### [INSTRUCTIONS FOR THE TASK]
Transcribe the entries exactly; images are not part of the copy.
— START DATASET RECORDS —
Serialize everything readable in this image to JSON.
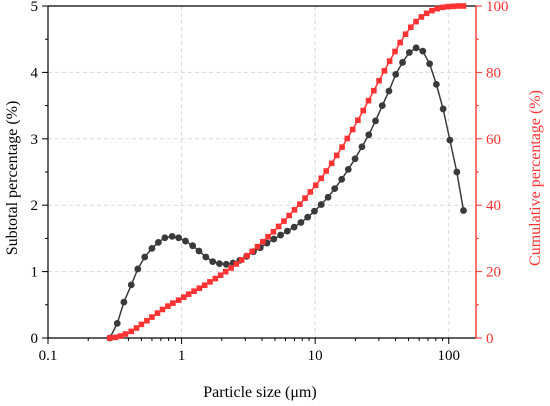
{
  "chart_data": {
    "type": "line",
    "xlabel": "Particle size (μm)",
    "ylabel_left": "Subtotal percentage (%)",
    "ylabel_right": "Cumulative percentage (%)",
    "x_scale": "log",
    "xlim": [
      0.1,
      160
    ],
    "ylim_left": [
      0,
      5
    ],
    "ylim_right": [
      0,
      100
    ],
    "x_tick_labels": [
      "0.1",
      "1",
      "10",
      "100"
    ],
    "y_left_tick_labels": [
      "0",
      "1",
      "2",
      "3",
      "4",
      "5"
    ],
    "y_right_tick_labels": [
      "0",
      "20",
      "40",
      "60",
      "80",
      "100"
    ],
    "grid": true,
    "colors": {
      "subtotal": "#3a3a3a",
      "cumulative": "#ff3333",
      "grid": "#d9d9d9"
    },
    "series": [
      {
        "axis": "left",
        "marker": "circle",
        "x": [
          0.29,
          0.33,
          0.37,
          0.42,
          0.47,
          0.53,
          0.6,
          0.67,
          0.75,
          0.85,
          0.95,
          1.07,
          1.21,
          1.35,
          1.52,
          1.71,
          1.92,
          2.16,
          2.43,
          2.73,
          3.07,
          3.45,
          3.88,
          4.36,
          4.9,
          5.51,
          6.19,
          6.96,
          7.82,
          8.79,
          9.88,
          11.1,
          12.5,
          14.0,
          15.8,
          17.7,
          19.9,
          22.4,
          25.2,
          28.3,
          31.8,
          35.7,
          40.1,
          45.1,
          50.7,
          57.0,
          64.0,
          71.9,
          80.8,
          90.8,
          102,
          115,
          129
        ],
        "y": [
          0,
          0.22,
          0.54,
          0.8,
          1.04,
          1.22,
          1.35,
          1.44,
          1.51,
          1.53,
          1.51,
          1.46,
          1.39,
          1.31,
          1.22,
          1.15,
          1.12,
          1.11,
          1.13,
          1.17,
          1.23,
          1.3,
          1.36,
          1.43,
          1.49,
          1.55,
          1.61,
          1.67,
          1.74,
          1.82,
          1.91,
          2.01,
          2.12,
          2.25,
          2.39,
          2.54,
          2.7,
          2.88,
          3.06,
          3.27,
          3.5,
          3.72,
          3.97,
          4.15,
          4.3,
          4.37,
          4.32,
          4.13,
          3.82,
          3.45,
          2.98,
          2.5,
          1.92
        ]
      },
      {
        "axis": "right",
        "marker": "square",
        "x": [
          0.29,
          0.32,
          0.35,
          0.38,
          0.42,
          0.46,
          0.5,
          0.55,
          0.6,
          0.66,
          0.72,
          0.79,
          0.86,
          0.95,
          1.04,
          1.13,
          1.24,
          1.36,
          1.49,
          1.63,
          1.79,
          1.96,
          2.14,
          2.35,
          2.57,
          2.82,
          3.09,
          3.38,
          3.7,
          4.06,
          4.44,
          4.87,
          5.33,
          5.84,
          6.39,
          7.0,
          7.67,
          8.4,
          9.2,
          10.1,
          11.1,
          12.1,
          13.3,
          14.5,
          15.9,
          17.4,
          19.1,
          20.9,
          22.9,
          25.1,
          27.5,
          30.1,
          33.0,
          36.1,
          39.6,
          43.3,
          47.5,
          52.0,
          56.9,
          62.4,
          68.3,
          74.8,
          82.0,
          89.8,
          98.4,
          108,
          118,
          129
        ],
        "y": [
          0,
          0.2,
          0.6,
          1.2,
          2.0,
          3.0,
          4.1,
          5.2,
          6.3,
          7.5,
          8.6,
          9.6,
          10.5,
          11.4,
          12.3,
          13.2,
          14.1,
          15.0,
          15.9,
          16.9,
          17.9,
          18.9,
          20.0,
          21.1,
          22.3,
          23.5,
          24.8,
          26.1,
          27.5,
          29.0,
          30.5,
          32.0,
          33.6,
          35.2,
          36.9,
          38.6,
          40.3,
          42.1,
          44.0,
          46.0,
          48.1,
          50.3,
          52.6,
          55.0,
          57.5,
          60.1,
          62.8,
          65.6,
          68.5,
          71.5,
          74.5,
          77.5,
          80.5,
          83.4,
          86.3,
          89.0,
          91.5,
          93.6,
          95.3,
          96.7,
          97.8,
          98.6,
          99.2,
          99.6,
          99.8,
          99.9,
          100,
          100
        ]
      }
    ]
  }
}
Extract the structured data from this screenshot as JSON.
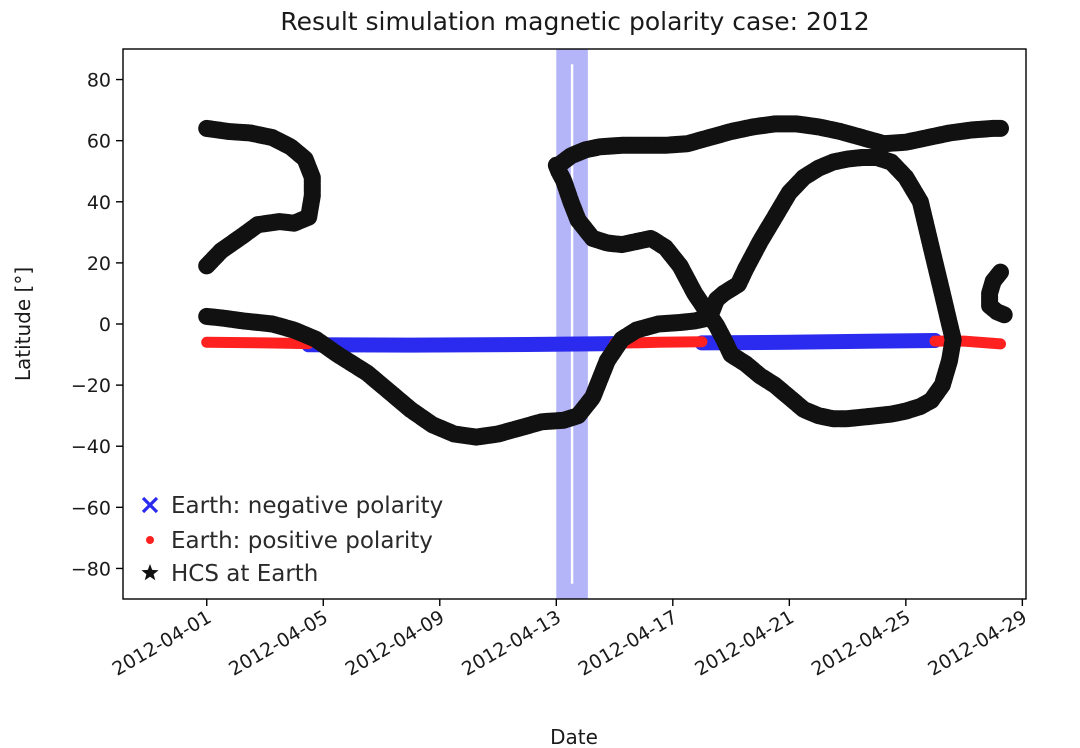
— END DATASET RECORDS —
### [TASK OUTPUT]
Serialize everything readable in this image to JSON.
{
  "chart_data": {
    "type": "line",
    "xlabel": "Particle size (μm)",
    "ylabel_left": "Subtotal percentage (%)",
    "ylabel_right": "Cumulative percentage (%)",
    "x_scale": "log",
    "xlim": [
      0.1,
      160
    ],
    "ylim_left": [
      0,
      5
    ],
    "ylim_right": [
      0,
      100
    ],
    "x_tick_labels": [
      "0.1",
      "1",
      "10",
      "100"
    ],
    "y_left_tick_labels": [
      "0",
      "1",
      "2",
      "3",
      "4",
      "5"
    ],
    "y_right_tick_labels": [
      "0",
      "20",
      "40",
      "60",
      "80",
      "100"
    ],
    "grid": true,
    "colors": {
      "subtotal": "#3a3a3a",
      "cumulative": "#ff3333",
      "grid": "#d9d9d9"
    },
    "series": [
      {
        "axis": "left",
        "marker": "circle",
        "x": [
          0.29,
          0.33,
          0.37,
          0.42,
          0.47,
          0.53,
          0.6,
          0.67,
          0.75,
          0.85,
          0.95,
          1.07,
          1.21,
          1.35,
          1.52,
          1.71,
          1.92,
          2.16,
          2.43,
          2.73,
          3.07,
          3.45,
          3.88,
          4.36,
          4.9,
          5.51,
          6.19,
          6.96,
          7.82,
          8.79,
          9.88,
          11.1,
          12.5,
          14.0,
          15.8,
          17.7,
          19.9,
          22.4,
          25.2,
          28.3,
          31.8,
          35.7,
          40.1,
          45.1,
          50.7,
          57.0,
          64.0,
          71.9,
          80.8,
          90.8,
          102,
          115,
          129
        ],
        "y": [
          0,
          0.22,
          0.54,
          0.8,
          1.04,
          1.22,
          1.35,
          1.44,
          1.51,
          1.53,
          1.51,
          1.46,
          1.39,
          1.31,
          1.22,
          1.15,
          1.12,
          1.11,
          1.13,
          1.17,
          1.23,
          1.3,
          1.36,
          1.43,
          1.49,
          1.55,
          1.61,
          1.67,
          1.74,
          1.82,
          1.91,
          2.01,
          2.12,
          2.25,
          2.39,
          2.54,
          2.7,
          2.88,
          3.06,
          3.27,
          3.5,
          3.72,
          3.97,
          4.15,
          4.3,
          4.37,
          4.32,
          4.13,
          3.82,
          3.45,
          2.98,
          2.5,
          1.92
        ]
      },
      {
        "axis": "right",
        "marker": "square",
        "x": [
          0.29,
          0.32,
          0.35,
          0.38,
          0.42,
          0.46,
          0.5,
          0.55,
          0.6,
          0.66,
          0.72,
          0.79,
          0.86,
          0.95,
          1.04,
          1.13,
          1.24,
          1.36,
          1.49,
          1.63,
          1.79,
          1.96,
          2.14,
          2.35,
          2.57,
          2.82,
          3.09,
          3.38,
          3.7,
          4.06,
          4.44,
          4.87,
          5.33,
          5.84,
          6.39,
          7.0,
          7.67,
          8.4,
          9.2,
          10.1,
          11.1,
          12.1,
          13.3,
          14.5,
          15.9,
          17.4,
          19.1,
          20.9,
          22.9,
          25.1,
          27.5,
          30.1,
          33.0,
          36.1,
          39.6,
          43.3,
          47.5,
          52.0,
          56.9,
          62.4,
          68.3,
          74.8,
          82.0,
          89.8,
          98.4,
          108,
          118,
          129
        ],
        "y": [
          0,
          0.2,
          0.6,
          1.2,
          2.0,
          3.0,
          4.1,
          5.2,
          6.3,
          7.5,
          8.6,
          9.6,
          10.5,
          11.4,
          12.3,
          13.2,
          14.1,
          15.0,
          15.9,
          16.9,
          17.9,
          18.9,
          20.0,
          21.1,
          22.3,
          23.5,
          24.8,
          26.1,
          27.5,
          29.0,
          30.5,
          32.0,
          33.6,
          35.2,
          36.9,
          38.6,
          40.3,
          42.1,
          44.0,
          46.0,
          48.1,
          50.3,
          52.6,
          55.0,
          57.5,
          60.1,
          62.8,
          65.6,
          68.5,
          71.5,
          74.5,
          77.5,
          80.5,
          83.4,
          86.3,
          89.0,
          91.5,
          93.6,
          95.3,
          96.7,
          97.8,
          98.6,
          99.2,
          99.6,
          99.8,
          99.9,
          100,
          100
        ]
      }
    ]
  }
}
Extract the structured data from this screenshot as JSON.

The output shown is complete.